WHAT IS EXPECTED
Locate the lines where "name" occurs and copy them as they stand.

------

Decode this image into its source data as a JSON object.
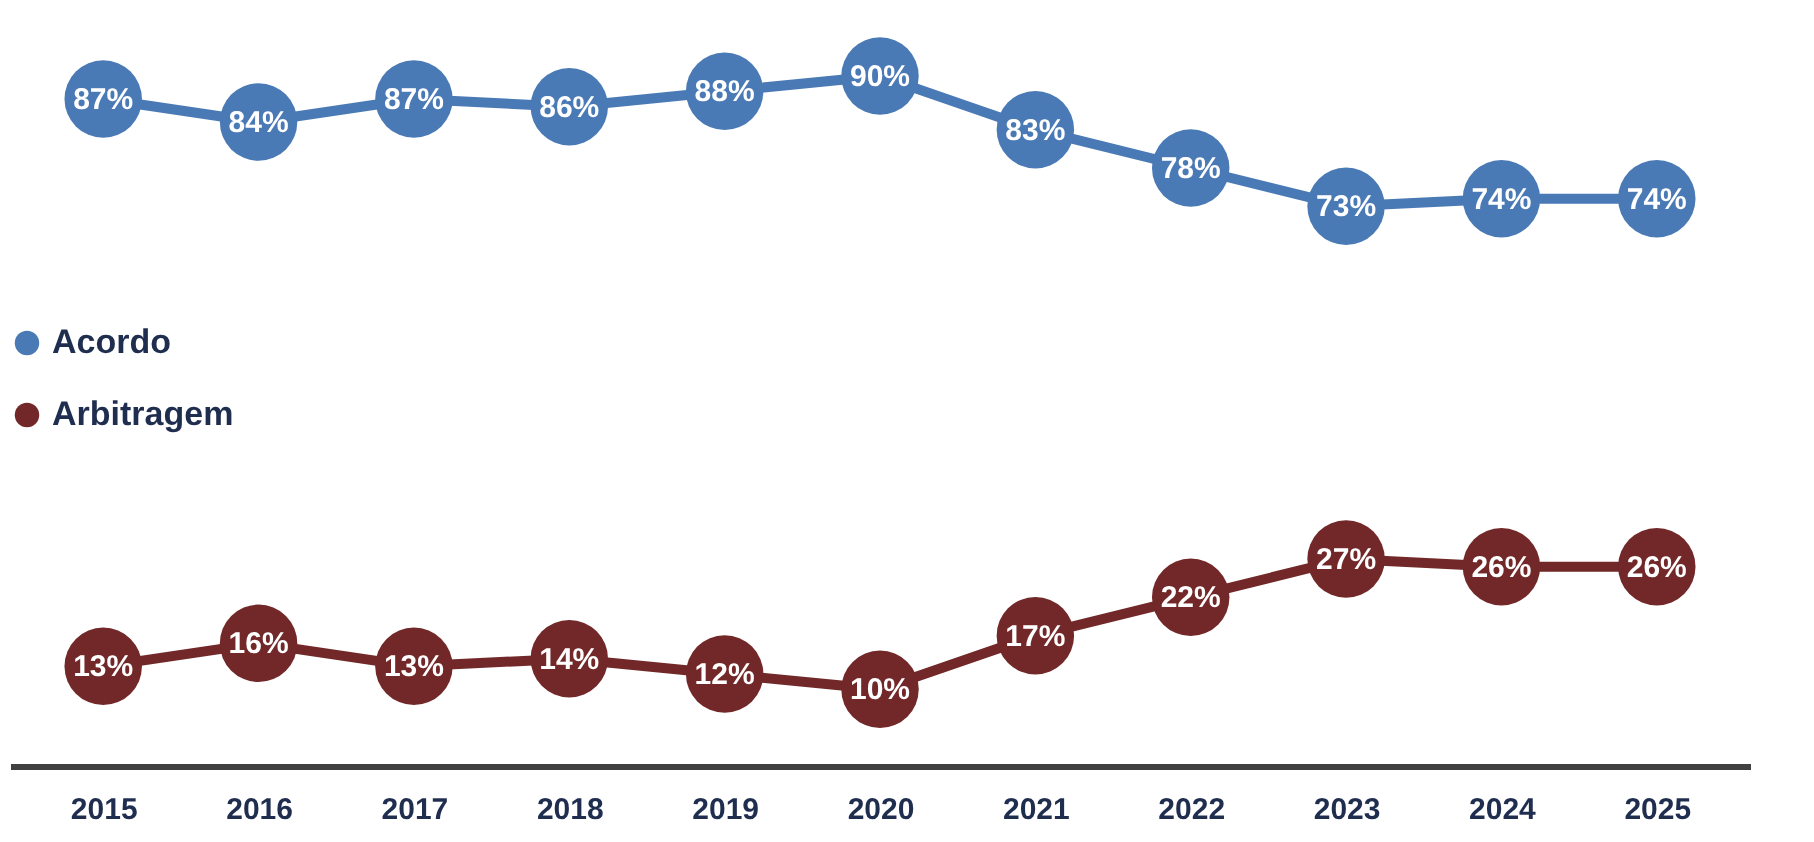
{
  "chart_data": {
    "type": "line",
    "categories": [
      "2015",
      "2016",
      "2017",
      "2018",
      "2019",
      "2020",
      "2021",
      "2022",
      "2023",
      "2024",
      "2025"
    ],
    "series": [
      {
        "name": "Acordo",
        "color": "#4a7ab5",
        "values": [
          87,
          84,
          87,
          86,
          88,
          90,
          83,
          78,
          73,
          74,
          74
        ],
        "value_labels": [
          "87%",
          "84%",
          "87%",
          "86%",
          "88%",
          "90%",
          "83%",
          "78%",
          "73%",
          "74%",
          "74%"
        ]
      },
      {
        "name": "Arbitragem",
        "color": "#722828",
        "values": [
          13,
          16,
          13,
          14,
          12,
          10,
          17,
          22,
          27,
          26,
          26
        ],
        "value_labels": [
          "13%",
          "16%",
          "13%",
          "14%",
          "12%",
          "10%",
          "17%",
          "22%",
          "27%",
          "26%",
          "26%"
        ]
      }
    ],
    "legend": "left",
    "marker": "circle",
    "line_style": "solid",
    "grid": false,
    "tick_labels": "x"
  }
}
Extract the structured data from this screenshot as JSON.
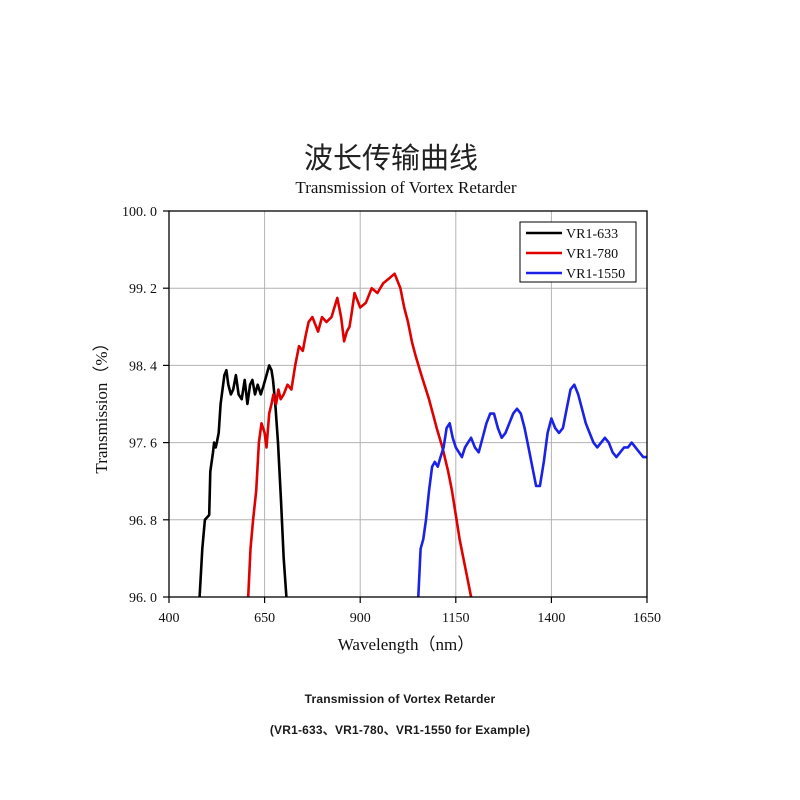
{
  "chart_data": {
    "type": "line",
    "title_cn": "波长传输曲线",
    "title": "Transmission of Vortex Retarder",
    "xlabel": "Wavelength（nm）",
    "ylabel": "Transmission（%）",
    "xlim": [
      400,
      1650
    ],
    "ylim": [
      96.0,
      100.0
    ],
    "xticks": [
      400,
      650,
      900,
      1150,
      1400,
      1650
    ],
    "yticks": [
      96.0,
      96.8,
      97.6,
      98.4,
      99.2,
      100.0
    ],
    "ytick_labels": [
      "96. 0",
      "96. 8",
      "97. 6",
      "98. 4",
      "99. 2",
      "100. 0"
    ],
    "grid": true,
    "legend_position": "top-right",
    "series": [
      {
        "name": "VR1-633",
        "color": "#000000",
        "x": [
          480,
          487,
          494,
          505,
          508,
          515,
          518,
          522,
          525,
          530,
          535,
          545,
          550,
          555,
          562,
          568,
          575,
          582,
          590,
          598,
          605,
          612,
          618,
          625,
          632,
          640,
          648,
          655,
          662,
          668,
          672,
          678,
          685,
          693,
          700,
          707
        ],
        "y": [
          96.0,
          96.5,
          96.8,
          96.85,
          97.3,
          97.5,
          97.6,
          97.55,
          97.6,
          97.7,
          98.0,
          98.3,
          98.35,
          98.2,
          98.1,
          98.15,
          98.3,
          98.1,
          98.05,
          98.25,
          98.0,
          98.2,
          98.25,
          98.1,
          98.2,
          98.1,
          98.2,
          98.3,
          98.4,
          98.35,
          98.25,
          98.0,
          97.6,
          97.0,
          96.4,
          96.0
        ]
      },
      {
        "name": "VR1-780",
        "color": "#e00000",
        "x": [
          607,
          613,
          620,
          628,
          635,
          642,
          650,
          655,
          662,
          668,
          673,
          680,
          686,
          692,
          700,
          710,
          720,
          730,
          740,
          750,
          757,
          765,
          775,
          790,
          800,
          812,
          825,
          840,
          850,
          858,
          865,
          872,
          878,
          885,
          900,
          915,
          930,
          945,
          960,
          975,
          990,
          1005,
          1015,
          1025,
          1035,
          1045,
          1060,
          1080,
          1100,
          1115,
          1130,
          1140,
          1150,
          1160,
          1170,
          1180,
          1190
        ],
        "y": [
          96.0,
          96.5,
          96.8,
          97.1,
          97.6,
          97.8,
          97.7,
          97.55,
          97.9,
          98.0,
          98.1,
          98.0,
          98.15,
          98.05,
          98.1,
          98.2,
          98.15,
          98.4,
          98.6,
          98.55,
          98.7,
          98.85,
          98.9,
          98.75,
          98.9,
          98.85,
          98.9,
          99.1,
          98.9,
          98.65,
          98.75,
          98.8,
          98.95,
          99.15,
          99.0,
          99.05,
          99.2,
          99.15,
          99.25,
          99.3,
          99.35,
          99.2,
          99.0,
          98.85,
          98.65,
          98.5,
          98.3,
          98.05,
          97.75,
          97.55,
          97.3,
          97.1,
          96.85,
          96.6,
          96.4,
          96.2,
          96.0
        ]
      },
      {
        "name": "VR1-1550",
        "color": "#1a22e6",
        "x": [
          1052,
          1058,
          1065,
          1072,
          1080,
          1088,
          1095,
          1103,
          1110,
          1118,
          1126,
          1134,
          1142,
          1150,
          1158,
          1166,
          1174,
          1182,
          1190,
          1200,
          1210,
          1220,
          1230,
          1240,
          1250,
          1260,
          1270,
          1280,
          1290,
          1300,
          1310,
          1320,
          1330,
          1340,
          1350,
          1360,
          1370,
          1380,
          1390,
          1400,
          1410,
          1420,
          1430,
          1440,
          1450,
          1460,
          1470,
          1480,
          1490,
          1500,
          1510,
          1520,
          1530,
          1540,
          1550,
          1560,
          1570,
          1580,
          1590,
          1600,
          1610,
          1620,
          1630,
          1640,
          1650
        ],
        "y": [
          96.0,
          96.5,
          96.6,
          96.8,
          97.1,
          97.35,
          97.4,
          97.35,
          97.45,
          97.55,
          97.75,
          97.8,
          97.65,
          97.55,
          97.5,
          97.45,
          97.55,
          97.6,
          97.65,
          97.55,
          97.5,
          97.65,
          97.8,
          97.9,
          97.9,
          97.75,
          97.65,
          97.7,
          97.8,
          97.9,
          97.95,
          97.9,
          97.75,
          97.55,
          97.35,
          97.15,
          97.15,
          97.4,
          97.7,
          97.85,
          97.75,
          97.7,
          97.75,
          97.95,
          98.15,
          98.2,
          98.1,
          97.95,
          97.8,
          97.7,
          97.6,
          97.55,
          97.6,
          97.65,
          97.6,
          97.5,
          97.45,
          97.5,
          97.55,
          97.55,
          97.6,
          97.55,
          97.5,
          97.45,
          97.45
        ]
      }
    ]
  },
  "caption": {
    "title": "Transmission of Vortex Retarder",
    "subtitle": "(VR1-633、VR1-780、VR1-1550 for Example)"
  },
  "colors": {
    "grid": "#b3b3b3",
    "axis": "#000000"
  }
}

------

REPLY
        "name": "Acordo",
        "name": "Arbitragem",
        "name": "VR1-633",
        "name": "VR1-780",
        "name": "VR1-1550",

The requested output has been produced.